#### YOUR GOAL:
Write the number of lines holding the word "แรงแค", and nothing else.

#### Collected data:

----------------

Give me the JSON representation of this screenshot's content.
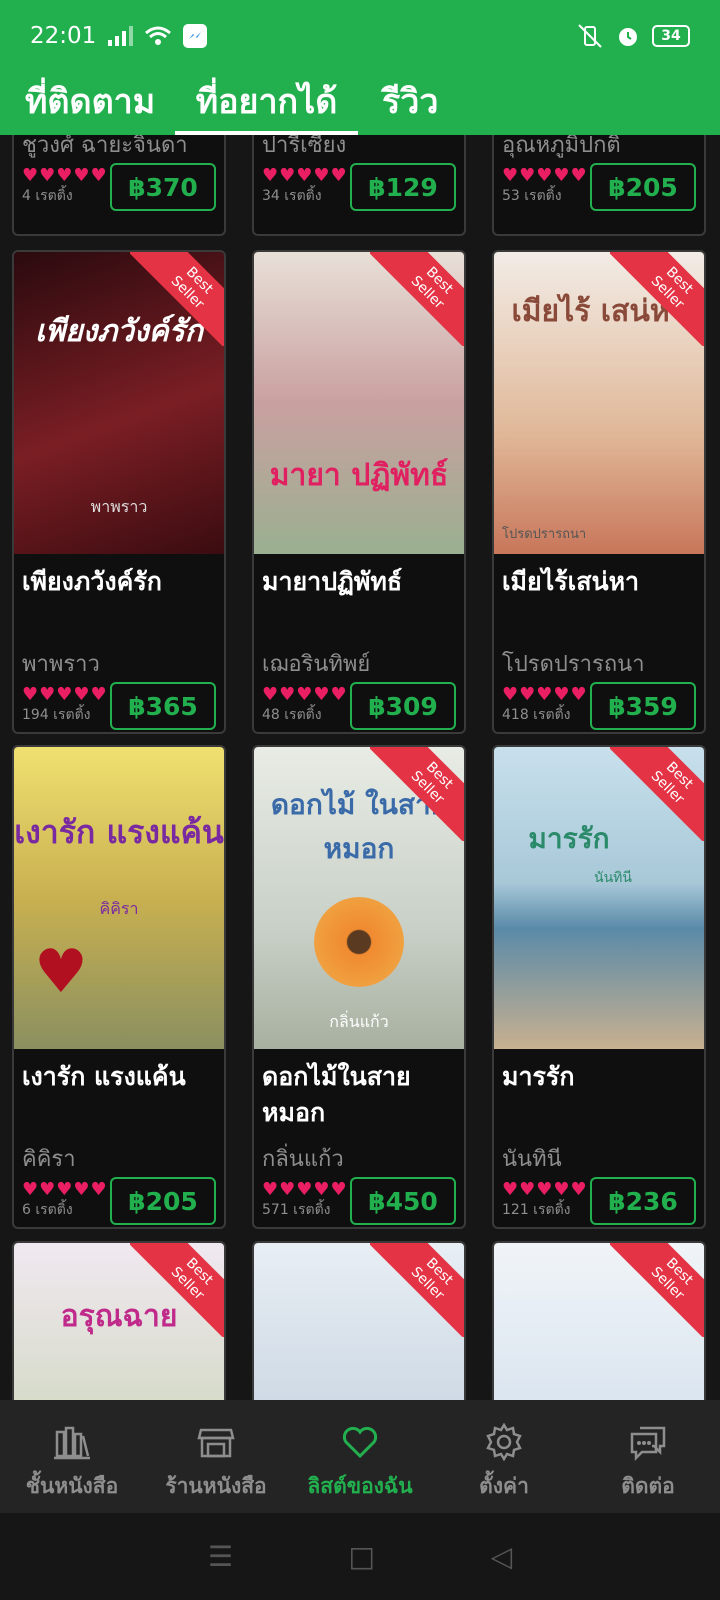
{
  "status_bar": {
    "time": "22:01",
    "battery": "34"
  },
  "tabs": [
    {
      "label": "ที่ติดตาม"
    },
    {
      "label": "ที่อยากได้",
      "active": true
    },
    {
      "label": "รีวิว"
    }
  ],
  "badge": {
    "line1": "Best",
    "line2": "Seller"
  },
  "books_partial": [
    {
      "author": "ชูวงศ์ ฉายะจินดา",
      "ratings": "4 เรตติ้ง",
      "price": "฿370"
    },
    {
      "author": "ปารีเซียง",
      "ratings": "34 เรตติ้ง",
      "price": "฿129"
    },
    {
      "author": "อุณหภูมิปกติ",
      "ratings": "53 เรตติ้ง",
      "price": "฿205"
    }
  ],
  "books": [
    {
      "title": "เพียงภวังค์รัก",
      "author": "พาพราว",
      "ratings": "194 เรตติ้ง",
      "price": "฿365",
      "cover_text": "เพียงภวังค์รัก",
      "cover_author": "พาพราว",
      "cover_color": "#7a1e24"
    },
    {
      "title": "มายาปฏิพัทธ์",
      "author": "เฌอรินทิพย์",
      "ratings": "48 เรตติ้ง",
      "price": "฿309",
      "cover_text": "มายา ปฏิพัทธ์",
      "cover_author": "",
      "cover_color": "#c9b7b0"
    },
    {
      "title": "เมียไร้เสน่หา",
      "author": "โปรดปรารถนา",
      "ratings": "418 เรตติ้ง",
      "price": "฿359",
      "cover_text": "เมียไร้ เสน่หา",
      "cover_author": "โปรดปรารถนา",
      "cover_color": "#e8d8cf"
    },
    {
      "title": "เงารัก แรงแค้น",
      "author": "คิคิรา",
      "ratings": "6 เรตติ้ง",
      "price": "฿205",
      "cover_text": "เงารัก แรงแค้น",
      "cover_author": "คิคิรา",
      "cover_color": "#d8c060"
    },
    {
      "title": "ดอกไม้ในสายหมอก",
      "author": "กลิ่นแก้ว",
      "ratings": "571 เรตติ้ง",
      "price": "฿450",
      "cover_text": "ดอกไม้ ในสายหมอก",
      "cover_author": "กลิ่นแก้ว",
      "cover_color": "#c8d0c8"
    },
    {
      "title": "มารรัก",
      "author": "นันทินี",
      "ratings": "121 เรตติ้ง",
      "price": "฿236",
      "cover_text": "มารรัก",
      "cover_author": "นันทินี",
      "cover_color": "#a8c8d8"
    }
  ],
  "books_bottom": [
    {
      "cover_text": "อรุณฉาย",
      "cover_color": "#c0d0a8"
    },
    {
      "cover_text": "",
      "cover_color": "#b8c8d8"
    },
    {
      "cover_text": "",
      "cover_color": "#c8d8e8"
    }
  ],
  "bottom_nav": [
    {
      "label": "ชั้นหนังสือ",
      "icon": "bookshelf-icon"
    },
    {
      "label": "ร้านหนังสือ",
      "icon": "store-icon"
    },
    {
      "label": "ลิสต์ของฉัน",
      "icon": "heart-icon",
      "active": true
    },
    {
      "label": "ตั้งค่า",
      "icon": "gear-icon"
    },
    {
      "label": "ติดต่อ",
      "icon": "chat-icon"
    }
  ],
  "colors": {
    "accent": "#22b04f",
    "heart": "#e91e63",
    "badge": "#e33344",
    "background": "#161616"
  }
}
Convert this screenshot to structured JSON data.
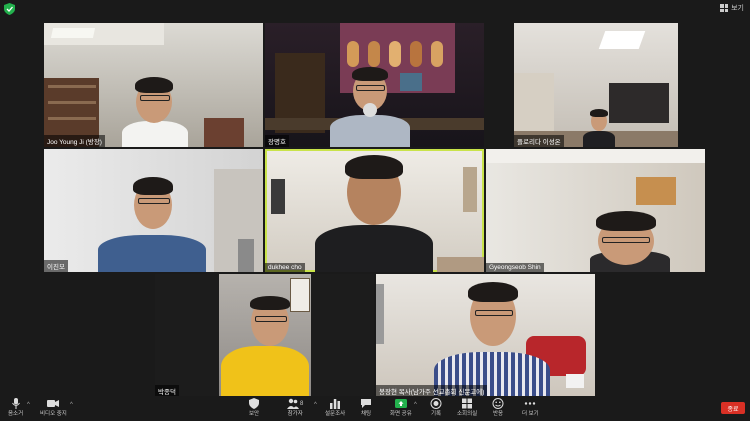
{
  "top_bar": {
    "view_label": "보기"
  },
  "participants": [
    {
      "name": "Joo Young Ji (방장)"
    },
    {
      "name": "장명호"
    },
    {
      "name": "플로리다 이성온"
    },
    {
      "name": "이진모"
    },
    {
      "name": "dukhee cho"
    },
    {
      "name": "Gyeongseob Shin"
    },
    {
      "name": "박종덕"
    },
    {
      "name": "봉장현 목사(남가주 선교총회 신문고에)"
    }
  ],
  "toolbar": {
    "mute": "음소거",
    "video": "비디오 중지",
    "security": "보안",
    "participants": "참가자",
    "participants_count": "8",
    "polls": "설문조사",
    "chat": "채팅",
    "share": "화면 공유",
    "record": "기록",
    "rooms": "소회의실",
    "reactions": "반응",
    "more": "더 보기",
    "end": "종료"
  },
  "colors": {
    "active_speaker": "#c9e34a",
    "end_button": "#d93025",
    "share_green": "#23b14d"
  }
}
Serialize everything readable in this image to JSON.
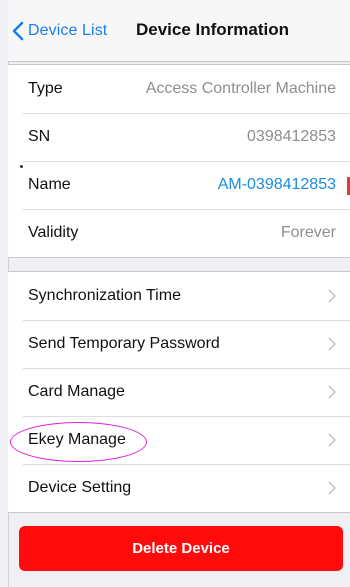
{
  "nav": {
    "back_label": "Device List",
    "title": "Device Information"
  },
  "info": [
    {
      "label": "Type",
      "value": "Access Controller Machine"
    },
    {
      "label": "SN",
      "value": "0398412853"
    },
    {
      "label": "Name",
      "value": "AM-0398412853"
    },
    {
      "label": "Validity",
      "value": "Forever"
    }
  ],
  "menu": [
    {
      "label": "Synchronization Time"
    },
    {
      "label": "Send Temporary Password"
    },
    {
      "label": "Card Manage"
    },
    {
      "label": "Ekey Manage"
    },
    {
      "label": "Device Setting"
    }
  ],
  "delete_label": "Delete Device",
  "colors": {
    "accent": "#1a7fe8",
    "link_value": "#1a8de0",
    "danger": "#ff0b0b",
    "highlight_circle": "#e020d8"
  },
  "icons": {
    "back": "chevron-left-icon",
    "row_disclosure": "chevron-right-icon"
  }
}
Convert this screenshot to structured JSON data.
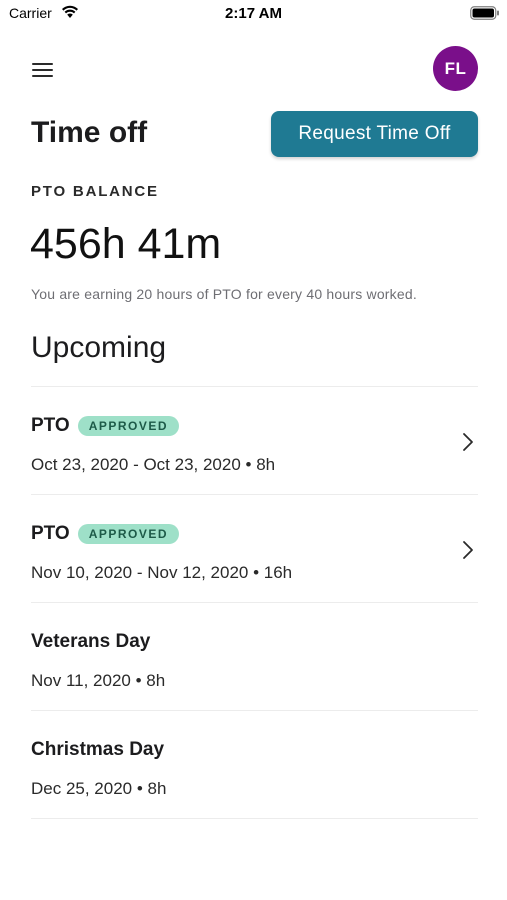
{
  "status_bar": {
    "carrier": "Carrier",
    "time": "2:17 AM"
  },
  "header": {
    "menu_icon": "menu-icon",
    "avatar_initials": "FL",
    "avatar_color": "#7a0f8a"
  },
  "page": {
    "title": "Time off",
    "request_button_label": "Request Time Off",
    "accent_color": "#1f7a93"
  },
  "balance": {
    "label": "PTO BALANCE",
    "value": "456h 41m",
    "note": "You are earning 20 hours of PTO for every 40 hours worked."
  },
  "upcoming": {
    "title": "Upcoming",
    "items": [
      {
        "title": "PTO",
        "badge": "APPROVED",
        "subtitle": "Oct 23, 2020 - Oct 23, 2020 • 8h",
        "chevron": true
      },
      {
        "title": "PTO",
        "badge": "APPROVED",
        "subtitle": "Nov 10, 2020 - Nov 12, 2020 • 16h",
        "chevron": true
      },
      {
        "title": "Veterans Day",
        "badge": "",
        "subtitle": "Nov 11, 2020 • 8h",
        "chevron": false
      },
      {
        "title": "Christmas Day",
        "badge": "",
        "subtitle": "Dec 25, 2020 • 8h",
        "chevron": false
      }
    ]
  }
}
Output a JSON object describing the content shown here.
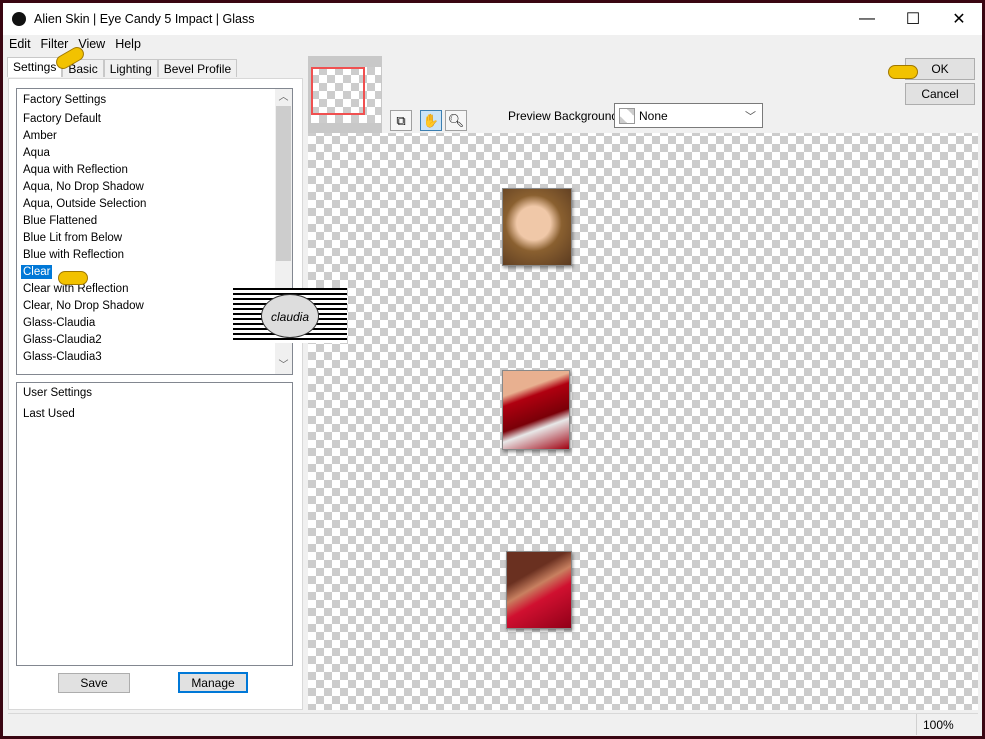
{
  "window": {
    "title": "Alien Skin | Eye Candy 5 Impact | Glass",
    "minimize": "—",
    "maximize": "☐",
    "close": "✕"
  },
  "menu": [
    "Edit",
    "Filter",
    "View",
    "Help"
  ],
  "tabs": [
    "Settings",
    "Basic",
    "Lighting",
    "Bevel Profile"
  ],
  "factory": {
    "header": "Factory Settings",
    "items": [
      "Factory Default",
      "Amber",
      "Aqua",
      "Aqua with Reflection",
      "Aqua, No Drop Shadow",
      "Aqua, Outside Selection",
      "Blue Flattened",
      "Blue Lit from Below",
      "Blue with Reflection",
      "Clear",
      "Clear with Reflection",
      "Clear, No Drop Shadow",
      "Glass-Claudia",
      "Glass-Claudia2",
      "Glass-Claudia3"
    ],
    "selected": "Clear"
  },
  "user": {
    "header": "User Settings",
    "items": [
      "Last Used"
    ]
  },
  "buttons": {
    "save": "Save",
    "manage": "Manage",
    "ok": "OK",
    "cancel": "Cancel"
  },
  "preview": {
    "background_label": "Preview Background:",
    "background_value": "None"
  },
  "status": {
    "zoom": "100%"
  },
  "watermark": "claudia",
  "colors": {
    "selection": "#0078d7",
    "frame": "#3a0612"
  }
}
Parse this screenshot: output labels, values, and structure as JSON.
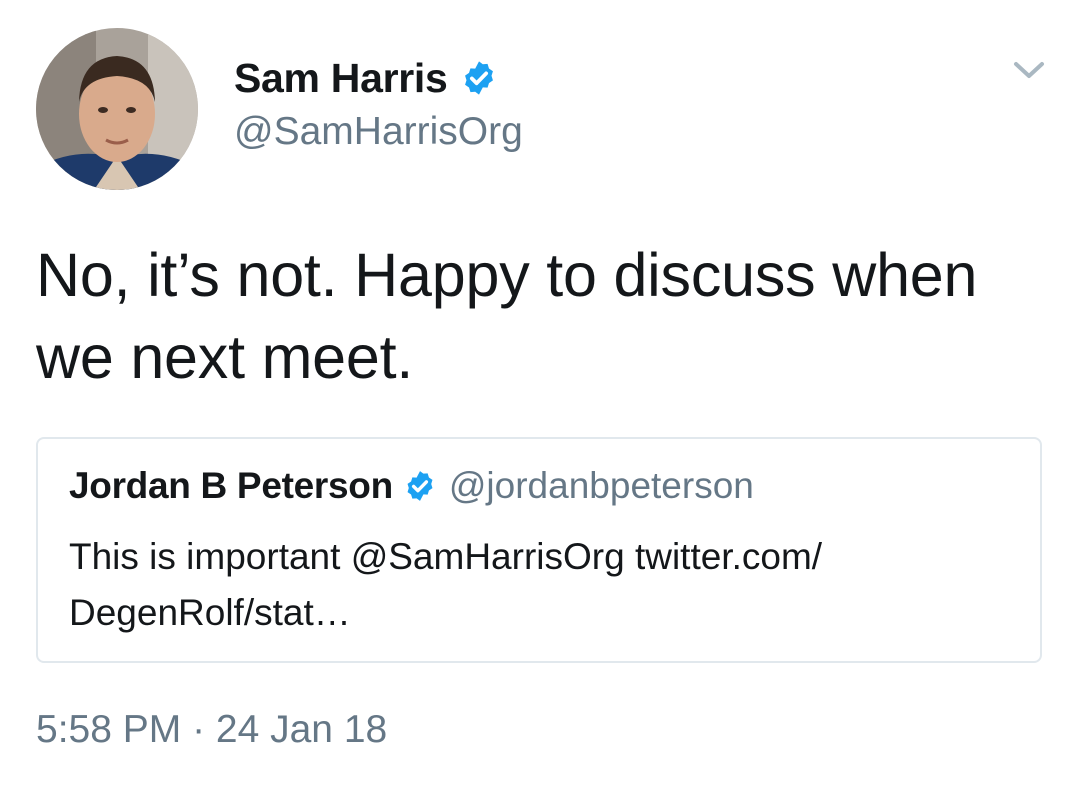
{
  "tweet": {
    "author": {
      "display_name": "Sam Harris",
      "handle": "@SamHarrisOrg",
      "verified": true
    },
    "text": "No, it’s not. Happy to discuss when we next meet.",
    "quoted_tweet": {
      "display_name": "Jordan B Peterson",
      "handle": "@jordanbpeterson",
      "verified": true,
      "text": "This is important @SamHarrisOrg twitter.com/ DegenRolf/stat…"
    },
    "timestamp": "5:58 PM · 24 Jan 18"
  },
  "icons": {
    "verified": "verified-badge-icon",
    "menu": "chevron-down-icon"
  },
  "colors": {
    "text_primary": "#14171a",
    "text_secondary": "#657786",
    "verified_blue": "#1da1f2",
    "card_border": "#e1e8ed"
  }
}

----------------

#### CORRECT RESPONSE:
2